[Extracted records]

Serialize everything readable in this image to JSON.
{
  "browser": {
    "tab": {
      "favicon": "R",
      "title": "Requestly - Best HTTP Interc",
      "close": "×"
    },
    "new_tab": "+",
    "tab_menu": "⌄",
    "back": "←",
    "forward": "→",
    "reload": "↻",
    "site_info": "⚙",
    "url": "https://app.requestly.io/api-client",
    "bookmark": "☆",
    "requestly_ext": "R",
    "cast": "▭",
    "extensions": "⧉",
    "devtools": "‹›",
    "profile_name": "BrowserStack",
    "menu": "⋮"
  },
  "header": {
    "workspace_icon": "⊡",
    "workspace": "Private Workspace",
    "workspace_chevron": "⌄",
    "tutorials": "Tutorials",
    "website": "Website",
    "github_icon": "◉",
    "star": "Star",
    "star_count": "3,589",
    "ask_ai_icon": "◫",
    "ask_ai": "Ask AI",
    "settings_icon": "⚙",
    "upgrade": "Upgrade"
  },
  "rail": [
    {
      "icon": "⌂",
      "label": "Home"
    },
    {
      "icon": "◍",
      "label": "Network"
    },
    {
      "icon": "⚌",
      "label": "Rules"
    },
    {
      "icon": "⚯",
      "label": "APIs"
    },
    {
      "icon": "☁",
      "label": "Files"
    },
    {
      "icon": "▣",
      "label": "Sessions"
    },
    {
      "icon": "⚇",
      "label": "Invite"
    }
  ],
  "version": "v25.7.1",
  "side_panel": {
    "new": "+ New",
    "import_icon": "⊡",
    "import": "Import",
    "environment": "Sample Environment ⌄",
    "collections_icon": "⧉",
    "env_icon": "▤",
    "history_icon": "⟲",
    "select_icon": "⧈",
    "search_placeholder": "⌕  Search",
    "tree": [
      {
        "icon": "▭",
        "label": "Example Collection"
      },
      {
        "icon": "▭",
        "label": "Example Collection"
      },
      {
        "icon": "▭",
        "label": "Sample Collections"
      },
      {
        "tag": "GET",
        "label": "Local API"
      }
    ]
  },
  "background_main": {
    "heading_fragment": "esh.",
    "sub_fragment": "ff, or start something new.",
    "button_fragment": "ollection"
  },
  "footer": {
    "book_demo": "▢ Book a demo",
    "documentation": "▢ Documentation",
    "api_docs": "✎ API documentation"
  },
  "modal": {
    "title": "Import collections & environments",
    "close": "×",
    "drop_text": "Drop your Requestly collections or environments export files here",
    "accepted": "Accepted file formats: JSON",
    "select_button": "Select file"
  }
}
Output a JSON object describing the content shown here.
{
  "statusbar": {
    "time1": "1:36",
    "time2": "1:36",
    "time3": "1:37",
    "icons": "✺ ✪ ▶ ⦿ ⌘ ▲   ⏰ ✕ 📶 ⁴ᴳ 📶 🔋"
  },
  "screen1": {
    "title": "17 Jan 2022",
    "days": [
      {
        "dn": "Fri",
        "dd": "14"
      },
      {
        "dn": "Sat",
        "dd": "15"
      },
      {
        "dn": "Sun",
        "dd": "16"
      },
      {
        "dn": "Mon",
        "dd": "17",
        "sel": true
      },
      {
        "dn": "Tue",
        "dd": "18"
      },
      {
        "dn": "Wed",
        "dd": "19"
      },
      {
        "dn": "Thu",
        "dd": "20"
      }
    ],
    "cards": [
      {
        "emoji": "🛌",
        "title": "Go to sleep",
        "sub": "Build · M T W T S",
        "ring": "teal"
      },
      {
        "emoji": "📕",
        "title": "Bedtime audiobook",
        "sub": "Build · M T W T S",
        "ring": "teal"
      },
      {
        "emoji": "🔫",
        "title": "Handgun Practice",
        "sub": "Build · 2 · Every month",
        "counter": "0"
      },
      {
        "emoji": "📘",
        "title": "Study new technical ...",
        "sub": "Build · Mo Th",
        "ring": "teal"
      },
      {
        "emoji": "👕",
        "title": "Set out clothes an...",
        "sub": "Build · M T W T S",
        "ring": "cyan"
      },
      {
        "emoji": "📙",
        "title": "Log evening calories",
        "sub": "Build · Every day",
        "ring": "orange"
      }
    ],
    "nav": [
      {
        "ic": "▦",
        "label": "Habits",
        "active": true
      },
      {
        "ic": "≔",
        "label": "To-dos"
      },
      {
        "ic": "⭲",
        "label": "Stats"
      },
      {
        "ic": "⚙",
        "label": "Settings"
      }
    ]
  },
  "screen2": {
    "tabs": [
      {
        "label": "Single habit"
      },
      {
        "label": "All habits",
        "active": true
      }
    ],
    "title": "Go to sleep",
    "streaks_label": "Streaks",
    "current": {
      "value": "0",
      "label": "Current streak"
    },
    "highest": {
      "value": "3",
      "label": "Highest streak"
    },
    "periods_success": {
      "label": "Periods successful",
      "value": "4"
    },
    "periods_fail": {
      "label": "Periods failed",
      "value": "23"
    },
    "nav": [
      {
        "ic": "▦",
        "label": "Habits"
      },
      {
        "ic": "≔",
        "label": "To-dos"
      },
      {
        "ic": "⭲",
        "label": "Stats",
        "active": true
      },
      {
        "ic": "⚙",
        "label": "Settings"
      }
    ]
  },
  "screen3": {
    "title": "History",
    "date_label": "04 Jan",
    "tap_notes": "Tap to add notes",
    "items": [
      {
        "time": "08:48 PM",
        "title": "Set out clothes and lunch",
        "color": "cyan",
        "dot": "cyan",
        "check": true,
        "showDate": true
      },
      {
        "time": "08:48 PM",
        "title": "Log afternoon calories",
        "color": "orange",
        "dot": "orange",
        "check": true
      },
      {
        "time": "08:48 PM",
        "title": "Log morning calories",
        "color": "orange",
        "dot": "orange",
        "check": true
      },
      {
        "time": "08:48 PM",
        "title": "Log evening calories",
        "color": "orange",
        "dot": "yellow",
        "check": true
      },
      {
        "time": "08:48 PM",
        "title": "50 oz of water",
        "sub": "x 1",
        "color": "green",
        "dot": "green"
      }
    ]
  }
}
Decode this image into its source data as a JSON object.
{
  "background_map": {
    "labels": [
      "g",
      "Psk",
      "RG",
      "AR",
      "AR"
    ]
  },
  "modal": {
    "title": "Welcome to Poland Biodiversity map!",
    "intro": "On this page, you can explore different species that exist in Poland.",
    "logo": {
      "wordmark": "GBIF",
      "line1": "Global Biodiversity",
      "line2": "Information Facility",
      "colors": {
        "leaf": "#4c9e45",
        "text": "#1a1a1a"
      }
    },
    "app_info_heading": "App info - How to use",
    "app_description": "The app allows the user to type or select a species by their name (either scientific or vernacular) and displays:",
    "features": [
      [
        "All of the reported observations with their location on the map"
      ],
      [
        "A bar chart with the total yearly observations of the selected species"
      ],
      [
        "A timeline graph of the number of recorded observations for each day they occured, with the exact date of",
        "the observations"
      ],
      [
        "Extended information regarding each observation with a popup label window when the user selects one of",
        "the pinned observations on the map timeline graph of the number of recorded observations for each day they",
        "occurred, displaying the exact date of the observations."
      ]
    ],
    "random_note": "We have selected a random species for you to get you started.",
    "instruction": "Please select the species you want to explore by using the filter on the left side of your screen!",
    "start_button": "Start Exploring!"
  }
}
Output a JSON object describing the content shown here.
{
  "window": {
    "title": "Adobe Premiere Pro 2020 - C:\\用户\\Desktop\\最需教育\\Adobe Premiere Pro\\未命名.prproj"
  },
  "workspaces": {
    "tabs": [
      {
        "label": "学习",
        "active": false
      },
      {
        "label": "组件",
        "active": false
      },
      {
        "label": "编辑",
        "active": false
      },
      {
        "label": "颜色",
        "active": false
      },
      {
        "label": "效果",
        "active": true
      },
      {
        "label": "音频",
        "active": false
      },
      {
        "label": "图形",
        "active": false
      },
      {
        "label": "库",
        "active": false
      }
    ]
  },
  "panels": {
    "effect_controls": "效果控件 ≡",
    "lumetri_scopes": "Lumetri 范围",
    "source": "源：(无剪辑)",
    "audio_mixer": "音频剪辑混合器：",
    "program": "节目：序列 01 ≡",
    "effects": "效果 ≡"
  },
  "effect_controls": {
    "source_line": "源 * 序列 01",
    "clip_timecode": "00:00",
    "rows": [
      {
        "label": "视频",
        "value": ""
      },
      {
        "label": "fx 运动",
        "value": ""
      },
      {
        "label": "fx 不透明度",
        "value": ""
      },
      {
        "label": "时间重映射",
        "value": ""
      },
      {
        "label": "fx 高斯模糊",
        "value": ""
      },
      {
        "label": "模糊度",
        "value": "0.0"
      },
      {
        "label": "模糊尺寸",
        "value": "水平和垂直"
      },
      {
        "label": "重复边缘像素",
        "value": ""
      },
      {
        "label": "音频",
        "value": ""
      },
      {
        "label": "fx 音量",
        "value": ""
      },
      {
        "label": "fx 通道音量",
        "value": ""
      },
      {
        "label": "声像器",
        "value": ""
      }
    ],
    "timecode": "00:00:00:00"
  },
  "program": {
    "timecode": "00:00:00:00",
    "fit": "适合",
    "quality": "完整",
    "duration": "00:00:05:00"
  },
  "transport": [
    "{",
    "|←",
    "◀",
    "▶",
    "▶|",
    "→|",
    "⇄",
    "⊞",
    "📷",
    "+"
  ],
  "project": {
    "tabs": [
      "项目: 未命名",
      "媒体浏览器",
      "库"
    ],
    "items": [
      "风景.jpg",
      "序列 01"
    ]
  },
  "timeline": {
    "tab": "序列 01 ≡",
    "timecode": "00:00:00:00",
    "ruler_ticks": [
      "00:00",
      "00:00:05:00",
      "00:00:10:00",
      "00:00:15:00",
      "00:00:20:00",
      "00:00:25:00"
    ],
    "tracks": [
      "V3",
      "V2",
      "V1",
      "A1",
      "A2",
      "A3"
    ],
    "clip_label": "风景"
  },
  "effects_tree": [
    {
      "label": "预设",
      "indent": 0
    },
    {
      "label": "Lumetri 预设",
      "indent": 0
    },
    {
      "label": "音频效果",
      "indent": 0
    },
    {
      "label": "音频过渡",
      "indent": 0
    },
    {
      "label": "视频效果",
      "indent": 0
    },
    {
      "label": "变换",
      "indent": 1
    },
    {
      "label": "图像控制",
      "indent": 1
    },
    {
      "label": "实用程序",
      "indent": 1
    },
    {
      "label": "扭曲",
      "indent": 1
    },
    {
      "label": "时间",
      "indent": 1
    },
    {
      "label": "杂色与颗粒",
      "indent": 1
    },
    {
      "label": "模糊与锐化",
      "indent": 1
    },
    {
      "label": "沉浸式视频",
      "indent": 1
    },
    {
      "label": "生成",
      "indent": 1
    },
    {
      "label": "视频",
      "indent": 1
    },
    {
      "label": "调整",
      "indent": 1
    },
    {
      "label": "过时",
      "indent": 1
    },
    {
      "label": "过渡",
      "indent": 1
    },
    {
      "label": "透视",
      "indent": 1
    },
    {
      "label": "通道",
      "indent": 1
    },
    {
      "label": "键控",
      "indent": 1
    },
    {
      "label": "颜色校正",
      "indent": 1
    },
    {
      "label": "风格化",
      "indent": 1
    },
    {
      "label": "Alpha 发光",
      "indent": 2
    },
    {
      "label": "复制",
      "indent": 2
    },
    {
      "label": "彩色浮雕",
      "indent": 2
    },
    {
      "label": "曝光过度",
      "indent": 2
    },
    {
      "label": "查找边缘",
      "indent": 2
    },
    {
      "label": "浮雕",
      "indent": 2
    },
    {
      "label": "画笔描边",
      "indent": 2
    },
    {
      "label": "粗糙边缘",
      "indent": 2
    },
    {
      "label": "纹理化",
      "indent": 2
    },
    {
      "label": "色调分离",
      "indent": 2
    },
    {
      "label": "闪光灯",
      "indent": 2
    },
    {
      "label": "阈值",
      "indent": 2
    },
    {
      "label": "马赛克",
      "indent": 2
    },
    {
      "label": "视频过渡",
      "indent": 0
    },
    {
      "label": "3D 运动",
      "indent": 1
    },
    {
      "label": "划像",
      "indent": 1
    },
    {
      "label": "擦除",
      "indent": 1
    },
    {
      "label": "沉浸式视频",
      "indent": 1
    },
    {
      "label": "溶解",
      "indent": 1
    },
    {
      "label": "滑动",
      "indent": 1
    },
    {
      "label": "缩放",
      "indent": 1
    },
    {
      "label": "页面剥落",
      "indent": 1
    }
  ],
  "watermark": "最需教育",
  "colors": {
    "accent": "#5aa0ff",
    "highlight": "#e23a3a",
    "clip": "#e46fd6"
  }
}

Task requirements: Extract each line holding the string "image".

Response to the task:
Serialize everything readable in this image to JSON.
Decode this image into its source data as a JSON object.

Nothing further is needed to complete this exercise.